Le PTB grimpe dans les sondages. Vous ne pensez pas que la place à la gauche du PS est déjà prise ?

J’ai été sollicité par le PTB, mais à mes yeux, ce parti garde une ambiguïté sur la question du productivisme. Je reste un écologiste convaincu. L’overshoot day, c’est-à-dire le jour où la Terre a épuisé son budget écologique annuel et à partir duquel l’humanité pompe sur la réserve, en 2013, c’était le 20 août. Le prix du pétrole a été multiplié par quatre au cours des vingt dernières années, et rien n’indique que ça va cesser. Ce sont des enjeux fondamentaux. Et moi, j’ai toujours un doute à propos du PTB : a-t-il bien intégré la dimension écologique ?

Pas question, donc, de vous allier au PTB ?

Il ne faut pas exclure des convergences, des alliances stratégiques. On verra.

Il y a dix ans, vous avez quitté la politique pour retourner travailler dans la société civile. Pourquoi ce come-back, maintenant ?

Qu’est-ce que j’ai fait pendant ces dix ans ? J’ai confirmé une série d’intuitions que j’avais en 2001 en claquant la porte d’Ecolo. L’intuition qu’une partie grandissante du peuple belge n’est plus représentée nulle part dans les institutions démocratiques. Dans mon travail, je rencontre tous les jours des gens qui sont floués par le système. Le successeur de Didier Bellens à la tête de Belgacom va gagner 25 000 euros par mois, et moi, je suis obligé de quémander devant le tribunal du travail un peu d’argent pour qu’une dame puisse boucler ses fins de mois avec les trois enfants dont elle a la charge. Cette dame se lève à 5 heures, elle marche vingt minutes jusqu’à l’arrêt de tram, puis elle va faire quatre heures de nettoyage dans un hôpital bruxellois. A la fin du mois, elle ne gagne pas un cent de plus que si elle ne travaillait pas, car toute l’aide sociale qu’elle recevait avant du CPAS lui est à présent retirée.

Ce discours sur les pièges à l’emploi, c’est précisément celui que tient Charles Michel, le président du MR.

Peut-être, mais je n’entends pas le MR dire qu’il faut réduire les salaires des CEO. Je vois des situations affolantes, une société qui est en train de se déliter sur ses valeurs les plus fondamentales. Des gens qui travaillent, qui souffrent de diabète, ou d’un cancer, et à qui on refuse une aide médicale, sous prétexte que ce n’est pas urgent. En octobre 1996, lors de la Marche blanche, on a été 300 000 à manifester pour les droits de l’enfant. Où en est le respect de l’enfant aujourd’hui ? A Bruxelles, des présidents de CPAS en sont à refuser d’octroyer une aide médicale urgente sous prétexte que l’enfant se trouve en séjour illégal. Quand on en arrive là, on n’est plus dans des nuances, on n’est plus dans des discussions sur la répartition des richesses, on est au coeur même des valeurs démocratiques. Je ne parle même pas de l’éducation, je parle du coeur de l’existence, la santé d’un enfant. Je pense qu’une forme de préfascisme est déjà à l’oeuvre, et il n’est pas l’apanage des partis les plus à droite.
* * *
**À FAIRE:** D'après l'extrait, quel jour est tombé l'overshoot day en 2013 ? Les entrées qui suivent n'ont aucun rapport avec l'extrait.

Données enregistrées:
* * *
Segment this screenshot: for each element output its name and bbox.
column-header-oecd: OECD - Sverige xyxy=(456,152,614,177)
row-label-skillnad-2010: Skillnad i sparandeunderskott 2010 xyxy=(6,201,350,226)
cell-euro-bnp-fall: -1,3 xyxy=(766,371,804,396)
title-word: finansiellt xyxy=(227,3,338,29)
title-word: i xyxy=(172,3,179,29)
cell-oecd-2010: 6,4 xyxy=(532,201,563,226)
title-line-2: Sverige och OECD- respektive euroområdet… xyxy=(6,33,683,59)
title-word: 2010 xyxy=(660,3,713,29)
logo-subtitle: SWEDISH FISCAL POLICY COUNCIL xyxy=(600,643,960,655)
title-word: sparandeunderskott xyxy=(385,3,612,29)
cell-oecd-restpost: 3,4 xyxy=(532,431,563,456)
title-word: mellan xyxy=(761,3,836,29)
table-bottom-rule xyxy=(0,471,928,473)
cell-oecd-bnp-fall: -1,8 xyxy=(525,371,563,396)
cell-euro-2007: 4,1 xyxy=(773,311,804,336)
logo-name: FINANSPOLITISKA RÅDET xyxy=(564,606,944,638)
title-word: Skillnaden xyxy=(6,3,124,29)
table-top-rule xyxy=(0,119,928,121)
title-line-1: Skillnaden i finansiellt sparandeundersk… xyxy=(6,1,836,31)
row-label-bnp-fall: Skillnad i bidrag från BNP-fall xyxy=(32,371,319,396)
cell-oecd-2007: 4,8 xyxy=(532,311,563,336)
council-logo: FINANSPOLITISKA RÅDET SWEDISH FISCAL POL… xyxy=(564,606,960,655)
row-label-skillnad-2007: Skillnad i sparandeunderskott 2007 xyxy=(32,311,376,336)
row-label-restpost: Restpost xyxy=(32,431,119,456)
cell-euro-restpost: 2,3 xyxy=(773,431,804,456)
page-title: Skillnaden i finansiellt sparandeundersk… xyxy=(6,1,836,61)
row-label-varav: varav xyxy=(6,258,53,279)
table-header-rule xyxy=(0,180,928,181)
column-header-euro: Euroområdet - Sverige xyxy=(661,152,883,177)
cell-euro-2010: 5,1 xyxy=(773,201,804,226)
* * *
**RÉPONSE:** Le 20 août.